* [Records from a collection]:
○ ○ ○ ○ ○ ○ ○

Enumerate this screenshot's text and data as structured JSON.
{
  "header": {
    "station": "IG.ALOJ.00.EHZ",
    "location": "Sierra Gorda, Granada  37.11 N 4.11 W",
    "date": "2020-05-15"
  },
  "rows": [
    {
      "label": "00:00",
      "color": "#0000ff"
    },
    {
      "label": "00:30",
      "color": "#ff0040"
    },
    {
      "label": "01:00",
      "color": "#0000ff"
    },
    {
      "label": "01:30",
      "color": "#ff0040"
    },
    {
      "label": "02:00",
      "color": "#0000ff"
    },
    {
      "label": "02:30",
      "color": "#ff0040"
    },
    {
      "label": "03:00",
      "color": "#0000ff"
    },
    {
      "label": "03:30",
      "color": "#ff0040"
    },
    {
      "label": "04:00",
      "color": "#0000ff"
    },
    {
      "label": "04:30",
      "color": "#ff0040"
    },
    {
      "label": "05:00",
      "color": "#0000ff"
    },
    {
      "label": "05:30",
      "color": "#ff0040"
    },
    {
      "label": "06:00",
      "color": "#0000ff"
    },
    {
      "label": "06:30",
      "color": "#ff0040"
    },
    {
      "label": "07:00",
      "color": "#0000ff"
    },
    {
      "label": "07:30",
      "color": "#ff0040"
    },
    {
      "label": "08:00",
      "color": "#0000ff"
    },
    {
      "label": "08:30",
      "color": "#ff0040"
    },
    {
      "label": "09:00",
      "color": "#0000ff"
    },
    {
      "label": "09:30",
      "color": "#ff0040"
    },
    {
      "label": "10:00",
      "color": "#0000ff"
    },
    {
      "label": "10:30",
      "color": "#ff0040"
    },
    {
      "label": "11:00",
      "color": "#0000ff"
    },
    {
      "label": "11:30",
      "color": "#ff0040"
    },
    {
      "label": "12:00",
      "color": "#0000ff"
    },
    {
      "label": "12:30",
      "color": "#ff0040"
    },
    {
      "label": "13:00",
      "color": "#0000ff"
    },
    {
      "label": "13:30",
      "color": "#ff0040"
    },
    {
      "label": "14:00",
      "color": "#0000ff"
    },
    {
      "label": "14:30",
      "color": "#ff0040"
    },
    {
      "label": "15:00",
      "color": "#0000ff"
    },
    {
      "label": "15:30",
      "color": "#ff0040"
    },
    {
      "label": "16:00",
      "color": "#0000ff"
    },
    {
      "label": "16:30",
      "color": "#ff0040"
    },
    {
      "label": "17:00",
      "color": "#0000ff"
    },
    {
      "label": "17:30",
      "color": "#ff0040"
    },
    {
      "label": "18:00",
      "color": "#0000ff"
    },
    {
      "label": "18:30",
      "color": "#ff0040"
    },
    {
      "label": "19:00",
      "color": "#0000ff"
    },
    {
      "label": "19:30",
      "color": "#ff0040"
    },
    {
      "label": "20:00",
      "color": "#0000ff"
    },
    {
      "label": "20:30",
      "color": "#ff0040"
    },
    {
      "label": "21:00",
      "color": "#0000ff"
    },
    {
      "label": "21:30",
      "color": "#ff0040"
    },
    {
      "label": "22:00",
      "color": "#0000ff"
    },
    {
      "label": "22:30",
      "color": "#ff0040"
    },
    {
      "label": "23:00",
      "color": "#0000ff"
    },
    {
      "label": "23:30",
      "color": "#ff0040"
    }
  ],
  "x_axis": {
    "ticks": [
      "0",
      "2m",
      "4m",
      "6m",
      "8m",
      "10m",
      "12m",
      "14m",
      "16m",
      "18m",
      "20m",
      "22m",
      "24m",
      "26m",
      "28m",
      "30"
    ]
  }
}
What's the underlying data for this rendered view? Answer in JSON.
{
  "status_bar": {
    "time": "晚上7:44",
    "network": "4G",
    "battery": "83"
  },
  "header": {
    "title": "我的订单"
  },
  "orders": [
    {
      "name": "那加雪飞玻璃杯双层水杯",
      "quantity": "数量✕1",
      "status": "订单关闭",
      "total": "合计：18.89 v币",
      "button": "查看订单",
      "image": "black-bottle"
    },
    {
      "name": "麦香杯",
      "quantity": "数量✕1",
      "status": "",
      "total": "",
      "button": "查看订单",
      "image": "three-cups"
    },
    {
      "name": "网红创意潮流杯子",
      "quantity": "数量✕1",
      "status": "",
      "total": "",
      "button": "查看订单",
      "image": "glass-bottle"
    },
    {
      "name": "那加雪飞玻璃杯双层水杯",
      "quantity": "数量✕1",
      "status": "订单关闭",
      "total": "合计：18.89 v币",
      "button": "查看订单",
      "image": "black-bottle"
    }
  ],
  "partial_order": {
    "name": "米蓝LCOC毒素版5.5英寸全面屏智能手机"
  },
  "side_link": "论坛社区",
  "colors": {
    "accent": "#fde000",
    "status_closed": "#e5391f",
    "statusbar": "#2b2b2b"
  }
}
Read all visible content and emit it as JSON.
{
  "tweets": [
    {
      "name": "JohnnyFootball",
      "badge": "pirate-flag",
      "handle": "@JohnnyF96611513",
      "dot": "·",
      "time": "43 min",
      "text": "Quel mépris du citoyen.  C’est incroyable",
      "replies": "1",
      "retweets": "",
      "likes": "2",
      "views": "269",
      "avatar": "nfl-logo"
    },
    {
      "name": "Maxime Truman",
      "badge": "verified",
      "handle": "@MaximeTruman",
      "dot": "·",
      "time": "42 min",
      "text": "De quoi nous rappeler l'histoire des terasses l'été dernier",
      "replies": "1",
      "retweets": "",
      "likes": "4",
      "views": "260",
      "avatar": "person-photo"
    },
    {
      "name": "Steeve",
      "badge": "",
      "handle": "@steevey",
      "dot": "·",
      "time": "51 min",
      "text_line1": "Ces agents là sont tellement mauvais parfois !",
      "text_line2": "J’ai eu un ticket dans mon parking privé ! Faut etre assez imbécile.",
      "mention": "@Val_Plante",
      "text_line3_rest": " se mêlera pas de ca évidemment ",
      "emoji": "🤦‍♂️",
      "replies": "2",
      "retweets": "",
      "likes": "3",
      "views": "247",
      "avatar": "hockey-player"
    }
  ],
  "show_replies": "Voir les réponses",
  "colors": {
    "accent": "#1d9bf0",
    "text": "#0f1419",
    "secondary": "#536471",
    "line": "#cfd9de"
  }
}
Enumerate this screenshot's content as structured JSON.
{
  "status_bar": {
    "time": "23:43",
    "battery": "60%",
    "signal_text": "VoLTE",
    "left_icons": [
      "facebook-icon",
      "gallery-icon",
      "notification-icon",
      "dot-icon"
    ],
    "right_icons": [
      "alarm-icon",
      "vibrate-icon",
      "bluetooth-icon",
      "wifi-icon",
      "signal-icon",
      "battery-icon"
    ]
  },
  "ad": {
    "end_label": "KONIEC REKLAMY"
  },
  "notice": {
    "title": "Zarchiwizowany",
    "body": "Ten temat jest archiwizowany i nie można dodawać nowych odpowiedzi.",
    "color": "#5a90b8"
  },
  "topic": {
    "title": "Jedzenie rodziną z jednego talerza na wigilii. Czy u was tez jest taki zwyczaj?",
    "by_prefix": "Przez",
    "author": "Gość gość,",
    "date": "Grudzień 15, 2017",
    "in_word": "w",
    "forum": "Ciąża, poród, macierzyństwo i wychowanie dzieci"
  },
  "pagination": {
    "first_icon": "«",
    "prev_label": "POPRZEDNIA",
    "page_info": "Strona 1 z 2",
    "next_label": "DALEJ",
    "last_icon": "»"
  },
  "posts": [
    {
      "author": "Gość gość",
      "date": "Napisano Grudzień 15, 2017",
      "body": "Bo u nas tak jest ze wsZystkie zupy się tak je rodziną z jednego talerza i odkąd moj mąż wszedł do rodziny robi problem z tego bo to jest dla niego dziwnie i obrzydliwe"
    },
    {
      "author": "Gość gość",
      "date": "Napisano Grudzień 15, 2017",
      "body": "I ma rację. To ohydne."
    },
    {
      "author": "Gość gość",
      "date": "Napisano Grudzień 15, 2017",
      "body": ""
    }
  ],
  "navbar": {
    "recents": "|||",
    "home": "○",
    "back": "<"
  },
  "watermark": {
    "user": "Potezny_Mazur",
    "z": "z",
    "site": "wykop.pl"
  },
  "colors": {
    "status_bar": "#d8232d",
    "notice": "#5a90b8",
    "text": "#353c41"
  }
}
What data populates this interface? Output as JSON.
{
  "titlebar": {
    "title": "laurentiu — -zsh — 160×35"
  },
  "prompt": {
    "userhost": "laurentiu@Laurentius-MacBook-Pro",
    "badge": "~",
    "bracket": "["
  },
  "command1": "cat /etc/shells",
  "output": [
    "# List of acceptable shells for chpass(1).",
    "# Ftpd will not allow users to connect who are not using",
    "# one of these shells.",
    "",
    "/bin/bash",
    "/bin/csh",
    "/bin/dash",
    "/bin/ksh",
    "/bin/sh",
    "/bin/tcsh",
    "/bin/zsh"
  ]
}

○ ○ ○ ○ ○ ○ ○

* [Written problem]: Find every line of the data that holds the string "badge", then say how many there are and nothing else.

* [Reply to the exercise]: 4